== Extracted records ==
*-*-*

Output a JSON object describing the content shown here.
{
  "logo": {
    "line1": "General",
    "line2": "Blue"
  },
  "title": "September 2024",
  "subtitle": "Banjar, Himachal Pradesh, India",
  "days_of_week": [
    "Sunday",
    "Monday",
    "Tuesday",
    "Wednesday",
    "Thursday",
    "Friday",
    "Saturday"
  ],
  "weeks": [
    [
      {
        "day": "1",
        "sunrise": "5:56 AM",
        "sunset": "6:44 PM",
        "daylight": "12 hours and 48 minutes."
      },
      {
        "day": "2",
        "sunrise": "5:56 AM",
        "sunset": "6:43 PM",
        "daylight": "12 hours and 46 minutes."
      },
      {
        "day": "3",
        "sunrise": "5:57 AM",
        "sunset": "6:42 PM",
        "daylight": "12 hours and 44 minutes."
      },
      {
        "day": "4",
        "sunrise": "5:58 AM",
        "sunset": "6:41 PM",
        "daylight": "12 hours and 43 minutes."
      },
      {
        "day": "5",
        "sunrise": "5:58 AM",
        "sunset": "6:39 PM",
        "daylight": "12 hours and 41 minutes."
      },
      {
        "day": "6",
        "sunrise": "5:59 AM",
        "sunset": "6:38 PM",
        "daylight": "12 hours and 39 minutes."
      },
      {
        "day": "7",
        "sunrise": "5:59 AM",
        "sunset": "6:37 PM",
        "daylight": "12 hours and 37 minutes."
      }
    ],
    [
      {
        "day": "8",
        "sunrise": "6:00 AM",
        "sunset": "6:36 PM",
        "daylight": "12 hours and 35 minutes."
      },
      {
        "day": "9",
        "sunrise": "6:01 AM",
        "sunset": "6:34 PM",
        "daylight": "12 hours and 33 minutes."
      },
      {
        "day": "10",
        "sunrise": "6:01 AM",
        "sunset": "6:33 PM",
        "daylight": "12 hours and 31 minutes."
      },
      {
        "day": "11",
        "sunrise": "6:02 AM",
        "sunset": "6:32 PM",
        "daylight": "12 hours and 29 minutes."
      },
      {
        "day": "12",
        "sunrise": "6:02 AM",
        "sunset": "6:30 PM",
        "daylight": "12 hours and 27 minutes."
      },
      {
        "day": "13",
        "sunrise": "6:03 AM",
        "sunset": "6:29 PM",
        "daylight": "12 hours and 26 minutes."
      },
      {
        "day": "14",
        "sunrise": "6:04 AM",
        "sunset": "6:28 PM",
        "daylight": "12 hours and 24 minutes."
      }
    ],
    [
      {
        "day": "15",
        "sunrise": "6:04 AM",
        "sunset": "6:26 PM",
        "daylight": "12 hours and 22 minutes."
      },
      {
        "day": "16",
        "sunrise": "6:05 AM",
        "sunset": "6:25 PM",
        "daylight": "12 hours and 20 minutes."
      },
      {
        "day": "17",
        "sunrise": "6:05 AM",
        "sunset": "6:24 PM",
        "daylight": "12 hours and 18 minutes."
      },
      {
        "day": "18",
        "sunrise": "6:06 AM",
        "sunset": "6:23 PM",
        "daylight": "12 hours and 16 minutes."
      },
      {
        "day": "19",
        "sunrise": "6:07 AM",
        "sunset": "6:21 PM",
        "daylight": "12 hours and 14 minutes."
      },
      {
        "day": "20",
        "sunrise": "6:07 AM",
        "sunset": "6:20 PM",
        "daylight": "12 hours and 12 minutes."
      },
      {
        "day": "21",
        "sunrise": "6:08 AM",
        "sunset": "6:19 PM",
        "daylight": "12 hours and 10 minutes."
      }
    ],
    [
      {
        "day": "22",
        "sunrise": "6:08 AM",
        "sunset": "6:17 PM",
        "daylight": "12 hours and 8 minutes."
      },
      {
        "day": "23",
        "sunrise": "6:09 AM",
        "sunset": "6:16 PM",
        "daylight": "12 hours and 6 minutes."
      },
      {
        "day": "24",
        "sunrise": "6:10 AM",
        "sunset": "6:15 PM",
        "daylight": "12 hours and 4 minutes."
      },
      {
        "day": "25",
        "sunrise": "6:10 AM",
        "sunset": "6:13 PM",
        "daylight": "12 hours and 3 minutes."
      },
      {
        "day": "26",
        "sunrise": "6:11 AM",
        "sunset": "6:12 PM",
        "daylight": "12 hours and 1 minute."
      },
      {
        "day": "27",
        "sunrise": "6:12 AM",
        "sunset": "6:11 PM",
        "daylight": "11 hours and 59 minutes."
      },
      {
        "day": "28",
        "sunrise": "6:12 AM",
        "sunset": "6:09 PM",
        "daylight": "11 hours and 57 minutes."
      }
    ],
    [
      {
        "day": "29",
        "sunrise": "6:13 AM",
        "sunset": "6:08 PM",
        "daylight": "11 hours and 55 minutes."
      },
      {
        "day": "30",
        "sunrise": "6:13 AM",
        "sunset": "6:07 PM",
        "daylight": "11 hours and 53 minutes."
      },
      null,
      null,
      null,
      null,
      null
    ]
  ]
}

*-*-*

== STATED PROBLEM ==
Write out all the entries exactly.

== REPLY ==
Output a JSON object describing the content shown here.
{
  "logo": {
    "line1": "General",
    "line2": "Blue"
  },
  "title": "September 2024",
  "subtitle": "Banjar, Himachal Pradesh, India",
  "days_of_week": [
    "Sunday",
    "Monday",
    "Tuesday",
    "Wednesday",
    "Thursday",
    "Friday",
    "Saturday"
  ],
  "weeks": [
    [
      {
        "day": "1",
        "sunrise": "5:56 AM",
        "sunset": "6:44 PM",
        "daylight": "12 hours and 48 minutes."
      },
      {
        "day": "2",
        "sunrise": "5:56 AM",
        "sunset": "6:43 PM",
        "daylight": "12 hours and 46 minutes."
      },
      {
        "day": "3",
        "sunrise": "5:57 AM",
        "sunset": "6:42 PM",
        "daylight": "12 hours and 44 minutes."
      },
      {
        "day": "4",
        "sunrise": "5:58 AM",
        "sunset": "6:41 PM",
        "daylight": "12 hours and 43 minutes."
      },
      {
        "day": "5",
        "sunrise": "5:58 AM",
        "sunset": "6:39 PM",
        "daylight": "12 hours and 41 minutes."
      },
      {
        "day": "6",
        "sunrise": "5:59 AM",
        "sunset": "6:38 PM",
        "daylight": "12 hours and 39 minutes."
      },
      {
        "day": "7",
        "sunrise": "5:59 AM",
        "sunset": "6:37 PM",
        "daylight": "12 hours and 37 minutes."
      }
    ],
    [
      {
        "day": "8",
        "sunrise": "6:00 AM",
        "sunset": "6:36 PM",
        "daylight": "12 hours and 35 minutes."
      },
      {
        "day": "9",
        "sunrise": "6:01 AM",
        "sunset": "6:34 PM",
        "daylight": "12 hours and 33 minutes."
      },
      {
        "day": "10",
        "sunrise": "6:01 AM",
        "sunset": "6:33 PM",
        "daylight": "12 hours and 31 minutes."
      },
      {
        "day": "11",
        "sunrise": "6:02 AM",
        "sunset": "6:32 PM",
        "daylight": "12 hours and 29 minutes."
      },
      {
        "day": "12",
        "sunrise": "6:02 AM",
        "sunset": "6:30 PM",
        "daylight": "12 hours and 27 minutes."
      },
      {
        "day": "13",
        "sunrise": "6:03 AM",
        "sunset": "6:29 PM",
        "daylight": "12 hours and 26 minutes."
      },
      {
        "day": "14",
        "sunrise": "6:04 AM",
        "sunset": "6:28 PM",
        "daylight": "12 hours and 24 minutes."
      }
    ],
    [
      {
        "day": "15",
        "sunrise": "6:04 AM",
        "sunset": "6:26 PM",
        "daylight": "12 hours and 22 minutes."
      },
      {
        "day": "16",
        "sunrise": "6:05 AM",
        "sunset": "6:25 PM",
        "daylight": "12 hours and 20 minutes."
      },
      {
        "day": "17",
        "sunrise": "6:05 AM",
        "sunset": "6:24 PM",
        "daylight": "12 hours and 18 minutes."
      },
      {
        "day": "18",
        "sunrise": "6:06 AM",
        "sunset": "6:23 PM",
        "daylight": "12 hours and 16 minutes."
      },
      {
        "day": "19",
        "sunrise": "6:07 AM",
        "sunset": "6:21 PM",
        "daylight": "12 hours and 14 minutes."
      },
      {
        "day": "20",
        "sunrise": "6:07 AM",
        "sunset": "6:20 PM",
        "daylight": "12 hours and 12 minutes."
      },
      {
        "day": "21",
        "sunrise": "6:08 AM",
        "sunset": "6:19 PM",
        "daylight": "12 hours and 10 minutes."
      }
    ],
    [
      {
        "day": "22",
        "sunrise": "6:08 AM",
        "sunset": "6:17 PM",
        "daylight": "12 hours and 8 minutes."
      },
      {
        "day": "23",
        "sunrise": "6:09 AM",
        "sunset": "6:16 PM",
        "daylight": "12 hours and 6 minutes."
      },
      {
        "day": "24",
        "sunrise": "6:10 AM",
        "sunset": "6:15 PM",
        "daylight": "12 hours and 4 minutes."
      },
      {
        "day": "25",
        "sunrise": "6:10 AM",
        "sunset": "6:13 PM",
        "daylight": "12 hours and 3 minutes."
      },
      {
        "day": "26",
        "sunrise": "6:11 AM",
        "sunset": "6:12 PM",
        "daylight": "12 hours and 1 minute."
      },
      {
        "day": "27",
        "sunrise": "6:12 AM",
        "sunset": "6:11 PM",
        "daylight": "11 hours and 59 minutes."
      },
      {
        "day": "28",
        "sunrise": "6:12 AM",
        "sunset": "6:09 PM",
        "daylight": "11 hours and 57 minutes."
      }
    ],
    [
      {
        "day": "29",
        "sunrise": "6:13 AM",
        "sunset": "6:08 PM",
        "daylight": "11 hours and 55 minutes."
      },
      {
        "day": "30",
        "sunrise": "6:13 AM",
        "sunset": "6:07 PM",
        "daylight": "11 hours and 53 minutes."
      },
      null,
      null,
      null,
      null,
      null
    ]
  ]
}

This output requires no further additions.